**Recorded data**
>> Begin

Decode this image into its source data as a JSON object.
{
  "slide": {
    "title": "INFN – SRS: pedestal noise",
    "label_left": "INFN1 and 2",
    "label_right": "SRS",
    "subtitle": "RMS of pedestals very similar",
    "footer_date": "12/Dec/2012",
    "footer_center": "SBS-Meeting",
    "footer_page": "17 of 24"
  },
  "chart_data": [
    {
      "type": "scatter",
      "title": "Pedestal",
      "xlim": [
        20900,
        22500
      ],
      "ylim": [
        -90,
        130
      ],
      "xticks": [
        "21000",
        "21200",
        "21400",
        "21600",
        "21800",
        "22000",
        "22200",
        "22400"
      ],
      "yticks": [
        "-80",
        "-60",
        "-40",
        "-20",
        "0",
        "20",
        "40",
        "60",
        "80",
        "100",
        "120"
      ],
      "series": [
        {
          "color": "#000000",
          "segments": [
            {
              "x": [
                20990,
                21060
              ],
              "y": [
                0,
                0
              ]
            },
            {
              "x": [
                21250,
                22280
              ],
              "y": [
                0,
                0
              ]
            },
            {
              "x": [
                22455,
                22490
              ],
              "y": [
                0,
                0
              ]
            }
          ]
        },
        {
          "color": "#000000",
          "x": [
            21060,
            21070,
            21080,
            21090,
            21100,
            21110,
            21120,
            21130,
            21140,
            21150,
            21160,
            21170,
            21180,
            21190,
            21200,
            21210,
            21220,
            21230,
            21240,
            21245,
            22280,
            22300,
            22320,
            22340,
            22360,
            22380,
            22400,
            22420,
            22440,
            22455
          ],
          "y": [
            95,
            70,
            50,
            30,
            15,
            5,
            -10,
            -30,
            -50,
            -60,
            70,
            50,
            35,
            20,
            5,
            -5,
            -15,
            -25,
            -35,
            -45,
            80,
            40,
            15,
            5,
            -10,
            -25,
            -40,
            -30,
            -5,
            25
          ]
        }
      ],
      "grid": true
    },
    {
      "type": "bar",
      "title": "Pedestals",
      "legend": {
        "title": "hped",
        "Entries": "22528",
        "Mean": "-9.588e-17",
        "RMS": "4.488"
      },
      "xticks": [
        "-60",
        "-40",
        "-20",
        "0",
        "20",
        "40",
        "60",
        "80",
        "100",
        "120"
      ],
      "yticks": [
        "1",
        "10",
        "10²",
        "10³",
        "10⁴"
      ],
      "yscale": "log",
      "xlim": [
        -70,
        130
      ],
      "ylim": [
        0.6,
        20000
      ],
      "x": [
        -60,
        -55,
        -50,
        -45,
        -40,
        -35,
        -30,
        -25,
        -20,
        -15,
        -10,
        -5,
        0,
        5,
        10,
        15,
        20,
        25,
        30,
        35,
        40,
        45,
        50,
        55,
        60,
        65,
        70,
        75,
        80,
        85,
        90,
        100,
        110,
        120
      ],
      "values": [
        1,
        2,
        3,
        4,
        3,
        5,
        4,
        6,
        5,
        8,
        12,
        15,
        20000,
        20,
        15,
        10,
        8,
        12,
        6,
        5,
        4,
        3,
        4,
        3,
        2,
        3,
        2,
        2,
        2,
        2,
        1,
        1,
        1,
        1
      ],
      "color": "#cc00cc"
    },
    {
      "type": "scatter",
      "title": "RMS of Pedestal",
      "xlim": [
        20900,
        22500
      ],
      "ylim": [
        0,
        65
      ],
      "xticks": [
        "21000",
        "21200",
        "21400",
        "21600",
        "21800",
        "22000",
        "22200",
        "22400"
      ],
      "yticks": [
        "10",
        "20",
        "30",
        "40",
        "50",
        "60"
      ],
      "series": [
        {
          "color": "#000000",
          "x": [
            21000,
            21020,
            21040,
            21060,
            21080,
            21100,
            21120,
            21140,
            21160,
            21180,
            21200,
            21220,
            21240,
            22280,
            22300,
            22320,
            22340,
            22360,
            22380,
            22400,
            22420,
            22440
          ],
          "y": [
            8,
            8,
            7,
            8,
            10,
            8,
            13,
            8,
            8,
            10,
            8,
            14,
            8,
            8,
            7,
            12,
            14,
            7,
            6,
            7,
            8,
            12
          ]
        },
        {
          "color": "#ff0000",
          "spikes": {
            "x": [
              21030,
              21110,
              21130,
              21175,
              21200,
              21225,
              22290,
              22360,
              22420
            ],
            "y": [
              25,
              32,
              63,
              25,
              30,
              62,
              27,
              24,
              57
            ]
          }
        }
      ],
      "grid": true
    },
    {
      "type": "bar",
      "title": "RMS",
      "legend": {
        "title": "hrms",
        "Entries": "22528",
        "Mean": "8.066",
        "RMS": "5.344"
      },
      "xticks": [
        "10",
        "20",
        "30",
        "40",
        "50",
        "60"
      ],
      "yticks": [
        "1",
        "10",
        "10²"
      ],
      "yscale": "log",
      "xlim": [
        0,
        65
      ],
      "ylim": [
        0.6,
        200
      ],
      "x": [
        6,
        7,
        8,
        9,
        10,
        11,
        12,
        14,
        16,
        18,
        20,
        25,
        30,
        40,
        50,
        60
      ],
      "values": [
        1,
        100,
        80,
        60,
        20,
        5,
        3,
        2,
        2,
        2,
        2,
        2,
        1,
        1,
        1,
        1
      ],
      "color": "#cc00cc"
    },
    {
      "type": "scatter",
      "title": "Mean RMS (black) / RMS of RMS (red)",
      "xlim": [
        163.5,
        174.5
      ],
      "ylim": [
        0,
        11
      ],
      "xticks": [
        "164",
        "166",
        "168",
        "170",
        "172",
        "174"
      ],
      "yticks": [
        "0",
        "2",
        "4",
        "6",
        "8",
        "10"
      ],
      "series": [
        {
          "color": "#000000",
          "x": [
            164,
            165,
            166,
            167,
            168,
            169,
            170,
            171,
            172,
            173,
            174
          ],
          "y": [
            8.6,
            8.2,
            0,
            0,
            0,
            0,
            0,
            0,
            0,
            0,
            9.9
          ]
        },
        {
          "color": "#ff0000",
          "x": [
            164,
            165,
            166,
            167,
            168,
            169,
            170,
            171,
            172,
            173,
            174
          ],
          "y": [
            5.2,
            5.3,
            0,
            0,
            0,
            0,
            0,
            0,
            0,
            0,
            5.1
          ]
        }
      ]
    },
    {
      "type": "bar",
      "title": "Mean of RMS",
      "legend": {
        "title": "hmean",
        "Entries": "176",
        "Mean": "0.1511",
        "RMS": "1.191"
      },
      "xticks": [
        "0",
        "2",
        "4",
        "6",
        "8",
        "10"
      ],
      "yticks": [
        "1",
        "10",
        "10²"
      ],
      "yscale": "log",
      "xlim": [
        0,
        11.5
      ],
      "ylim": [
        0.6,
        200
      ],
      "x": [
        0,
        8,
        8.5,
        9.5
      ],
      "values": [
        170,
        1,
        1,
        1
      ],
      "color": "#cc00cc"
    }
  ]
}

>> End

**TASK OBJECTIVE**
Print out every record again, exactly and in full.

**TASK SOLUTION**
Decode this image into its source data as a JSON object.
{
  "slide": {
    "title": "INFN – SRS: pedestal noise",
    "label_left": "INFN1 and 2",
    "label_right": "SRS",
    "subtitle": "RMS of pedestals very similar",
    "footer_date": "12/Dec/2012",
    "footer_center": "SBS-Meeting",
    "footer_page": "17 of 24"
  },
  "chart_data": [
    {
      "type": "scatter",
      "title": "Pedestal",
      "xlim": [
        20900,
        22500
      ],
      "ylim": [
        -90,
        130
      ],
      "xticks": [
        "21000",
        "21200",
        "21400",
        "21600",
        "21800",
        "22000",
        "22200",
        "22400"
      ],
      "yticks": [
        "-80",
        "-60",
        "-40",
        "-20",
        "0",
        "20",
        "40",
        "60",
        "80",
        "100",
        "120"
      ],
      "series": [
        {
          "color": "#000000",
          "segments": [
            {
              "x": [
                20990,
                21060
              ],
              "y": [
                0,
                0
              ]
            },
            {
              "x": [
                21250,
                22280
              ],
              "y": [
                0,
                0
              ]
            },
            {
              "x": [
                22455,
                22490
              ],
              "y": [
                0,
                0
              ]
            }
          ]
        },
        {
          "color": "#000000",
          "x": [
            21060,
            21070,
            21080,
            21090,
            21100,
            21110,
            21120,
            21130,
            21140,
            21150,
            21160,
            21170,
            21180,
            21190,
            21200,
            21210,
            21220,
            21230,
            21240,
            21245,
            22280,
            22300,
            22320,
            22340,
            22360,
            22380,
            22400,
            22420,
            22440,
            22455
          ],
          "y": [
            95,
            70,
            50,
            30,
            15,
            5,
            -10,
            -30,
            -50,
            -60,
            70,
            50,
            35,
            20,
            5,
            -5,
            -15,
            -25,
            -35,
            -45,
            80,
            40,
            15,
            5,
            -10,
            -25,
            -40,
            -30,
            -5,
            25
          ]
        }
      ],
      "grid": true
    },
    {
      "type": "bar",
      "title": "Pedestals",
      "legend": {
        "title": "hped",
        "Entries": "22528",
        "Mean": "-9.588e-17",
        "RMS": "4.488"
      },
      "xticks": [
        "-60",
        "-40",
        "-20",
        "0",
        "20",
        "40",
        "60",
        "80",
        "100",
        "120"
      ],
      "yticks": [
        "1",
        "10",
        "10²",
        "10³",
        "10⁴"
      ],
      "yscale": "log",
      "xlim": [
        -70,
        130
      ],
      "ylim": [
        0.6,
        20000
      ],
      "x": [
        -60,
        -55,
        -50,
        -45,
        -40,
        -35,
        -30,
        -25,
        -20,
        -15,
        -10,
        -5,
        0,
        5,
        10,
        15,
        20,
        25,
        30,
        35,
        40,
        45,
        50,
        55,
        60,
        65,
        70,
        75,
        80,
        85,
        90,
        100,
        110,
        120
      ],
      "values": [
        1,
        2,
        3,
        4,
        3,
        5,
        4,
        6,
        5,
        8,
        12,
        15,
        20000,
        20,
        15,
        10,
        8,
        12,
        6,
        5,
        4,
        3,
        4,
        3,
        2,
        3,
        2,
        2,
        2,
        2,
        1,
        1,
        1,
        1
      ],
      "color": "#cc00cc"
    },
    {
      "type": "scatter",
      "title": "RMS of Pedestal",
      "xlim": [
        20900,
        22500
      ],
      "ylim": [
        0,
        65
      ],
      "xticks": [
        "21000",
        "21200",
        "21400",
        "21600",
        "21800",
        "22000",
        "22200",
        "22400"
      ],
      "yticks": [
        "10",
        "20",
        "30",
        "40",
        "50",
        "60"
      ],
      "series": [
        {
          "color": "#000000",
          "x": [
            21000,
            21020,
            21040,
            21060,
            21080,
            21100,
            21120,
            21140,
            21160,
            21180,
            21200,
            21220,
            21240,
            22280,
            22300,
            22320,
            22340,
            22360,
            22380,
            22400,
            22420,
            22440
          ],
          "y": [
            8,
            8,
            7,
            8,
            10,
            8,
            13,
            8,
            8,
            10,
            8,
            14,
            8,
            8,
            7,
            12,
            14,
            7,
            6,
            7,
            8,
            12
          ]
        },
        {
          "color": "#ff0000",
          "spikes": {
            "x": [
              21030,
              21110,
              21130,
              21175,
              21200,
              21225,
              22290,
              22360,
              22420
            ],
            "y": [
              25,
              32,
              63,
              25,
              30,
              62,
              27,
              24,
              57
            ]
          }
        }
      ],
      "grid": true
    },
    {
      "type": "bar",
      "title": "RMS",
      "legend": {
        "title": "hrms",
        "Entries": "22528",
        "Mean": "8.066",
        "RMS": "5.344"
      },
      "xticks": [
        "10",
        "20",
        "30",
        "40",
        "50",
        "60"
      ],
      "yticks": [
        "1",
        "10",
        "10²"
      ],
      "yscale": "log",
      "xlim": [
        0,
        65
      ],
      "ylim": [
        0.6,
        200
      ],
      "x": [
        6,
        7,
        8,
        9,
        10,
        11,
        12,
        14,
        16,
        18,
        20,
        25,
        30,
        40,
        50,
        60
      ],
      "values": [
        1,
        100,
        80,
        60,
        20,
        5,
        3,
        2,
        2,
        2,
        2,
        2,
        1,
        1,
        1,
        1
      ],
      "color": "#cc00cc"
    },
    {
      "type": "scatter",
      "title": "Mean RMS (black) / RMS of RMS (red)",
      "xlim": [
        163.5,
        174.5
      ],
      "ylim": [
        0,
        11
      ],
      "xticks": [
        "164",
        "166",
        "168",
        "170",
        "172",
        "174"
      ],
      "yticks": [
        "0",
        "2",
        "4",
        "6",
        "8",
        "10"
      ],
      "series": [
        {
          "color": "#000000",
          "x": [
            164,
            165,
            166,
            167,
            168,
            169,
            170,
            171,
            172,
            173,
            174
          ],
          "y": [
            8.6,
            8.2,
            0,
            0,
            0,
            0,
            0,
            0,
            0,
            0,
            9.9
          ]
        },
        {
          "color": "#ff0000",
          "x": [
            164,
            165,
            166,
            167,
            168,
            169,
            170,
            171,
            172,
            173,
            174
          ],
          "y": [
            5.2,
            5.3,
            0,
            0,
            0,
            0,
            0,
            0,
            0,
            0,
            5.1
          ]
        }
      ]
    },
    {
      "type": "bar",
      "title": "Mean of RMS",
      "legend": {
        "title": "hmean",
        "Entries": "176",
        "Mean": "0.1511",
        "RMS": "1.191"
      },
      "xticks": [
        "0",
        "2",
        "4",
        "6",
        "8",
        "10"
      ],
      "yticks": [
        "1",
        "10",
        "10²"
      ],
      "yscale": "log",
      "xlim": [
        0,
        11.5
      ],
      "ylim": [
        0.6,
        200
      ],
      "x": [
        0,
        8,
        8.5,
        9.5
      ],
      "values": [
        170,
        1,
        1,
        1
      ],
      "color": "#cc00cc"
    }
  ]
}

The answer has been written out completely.